Data records
+++

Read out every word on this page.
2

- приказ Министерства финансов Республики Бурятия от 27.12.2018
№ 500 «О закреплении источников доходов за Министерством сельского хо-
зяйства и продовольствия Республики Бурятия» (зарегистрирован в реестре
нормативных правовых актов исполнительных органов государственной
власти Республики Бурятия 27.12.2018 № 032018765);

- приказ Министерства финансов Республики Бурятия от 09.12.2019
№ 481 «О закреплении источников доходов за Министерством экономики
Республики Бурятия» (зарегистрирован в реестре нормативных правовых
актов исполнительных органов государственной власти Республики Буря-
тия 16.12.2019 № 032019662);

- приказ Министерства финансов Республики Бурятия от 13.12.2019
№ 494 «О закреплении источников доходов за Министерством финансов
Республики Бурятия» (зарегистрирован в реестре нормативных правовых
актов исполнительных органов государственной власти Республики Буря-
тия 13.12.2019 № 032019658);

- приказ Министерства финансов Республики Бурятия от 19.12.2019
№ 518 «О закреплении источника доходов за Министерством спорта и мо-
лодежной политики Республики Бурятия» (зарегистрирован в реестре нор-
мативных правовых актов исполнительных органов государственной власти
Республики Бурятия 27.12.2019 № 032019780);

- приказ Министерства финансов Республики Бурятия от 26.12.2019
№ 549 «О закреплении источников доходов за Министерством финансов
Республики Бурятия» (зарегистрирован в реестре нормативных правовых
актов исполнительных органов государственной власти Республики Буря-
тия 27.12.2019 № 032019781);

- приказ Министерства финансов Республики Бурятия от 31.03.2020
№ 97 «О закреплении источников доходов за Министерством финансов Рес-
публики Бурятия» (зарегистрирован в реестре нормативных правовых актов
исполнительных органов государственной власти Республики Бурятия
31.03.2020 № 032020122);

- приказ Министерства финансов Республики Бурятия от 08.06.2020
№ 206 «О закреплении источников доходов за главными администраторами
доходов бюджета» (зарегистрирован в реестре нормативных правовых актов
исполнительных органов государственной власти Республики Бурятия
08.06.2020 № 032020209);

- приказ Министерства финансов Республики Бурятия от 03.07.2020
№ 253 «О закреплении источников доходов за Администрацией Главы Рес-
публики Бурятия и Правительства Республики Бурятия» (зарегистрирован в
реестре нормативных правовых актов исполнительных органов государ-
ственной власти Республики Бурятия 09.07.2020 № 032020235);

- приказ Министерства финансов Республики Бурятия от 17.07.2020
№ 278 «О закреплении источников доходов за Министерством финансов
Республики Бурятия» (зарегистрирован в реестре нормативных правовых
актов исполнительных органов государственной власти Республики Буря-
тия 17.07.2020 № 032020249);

+++

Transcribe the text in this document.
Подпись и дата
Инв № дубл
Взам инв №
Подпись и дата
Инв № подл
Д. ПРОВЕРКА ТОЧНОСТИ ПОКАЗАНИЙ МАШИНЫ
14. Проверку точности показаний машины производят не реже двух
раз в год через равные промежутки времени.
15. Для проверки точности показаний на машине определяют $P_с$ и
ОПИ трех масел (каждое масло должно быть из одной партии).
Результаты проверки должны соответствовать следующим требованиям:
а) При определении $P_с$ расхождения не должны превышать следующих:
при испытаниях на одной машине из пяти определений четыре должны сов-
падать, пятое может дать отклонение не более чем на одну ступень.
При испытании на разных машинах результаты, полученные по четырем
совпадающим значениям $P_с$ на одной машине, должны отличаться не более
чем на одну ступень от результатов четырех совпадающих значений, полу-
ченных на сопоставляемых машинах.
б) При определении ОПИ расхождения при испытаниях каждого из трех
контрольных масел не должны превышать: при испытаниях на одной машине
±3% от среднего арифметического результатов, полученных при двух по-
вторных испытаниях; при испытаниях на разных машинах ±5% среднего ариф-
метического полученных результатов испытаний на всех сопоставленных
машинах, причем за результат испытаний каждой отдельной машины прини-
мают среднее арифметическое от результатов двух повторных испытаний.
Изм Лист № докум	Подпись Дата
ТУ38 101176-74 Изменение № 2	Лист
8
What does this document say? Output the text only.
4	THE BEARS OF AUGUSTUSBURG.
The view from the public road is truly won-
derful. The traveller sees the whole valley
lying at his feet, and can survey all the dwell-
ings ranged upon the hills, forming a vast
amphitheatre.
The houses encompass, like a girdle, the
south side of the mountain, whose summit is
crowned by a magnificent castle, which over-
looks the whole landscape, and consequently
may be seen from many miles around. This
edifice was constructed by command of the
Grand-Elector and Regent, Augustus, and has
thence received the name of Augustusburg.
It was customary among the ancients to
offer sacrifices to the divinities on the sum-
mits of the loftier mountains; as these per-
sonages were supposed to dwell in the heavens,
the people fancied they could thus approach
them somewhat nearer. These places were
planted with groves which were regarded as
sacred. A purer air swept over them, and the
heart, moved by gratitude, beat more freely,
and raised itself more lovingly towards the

+++

### [TASK DIRECTIONS]
Filter the records, keeping only lines that contain "полученных", and show those lines.

### [FINISHED ANSWER]
±3% от среднего арифметического результатов, полученных при двух по-
метического полученных результатов испытаний на всех сопоставленных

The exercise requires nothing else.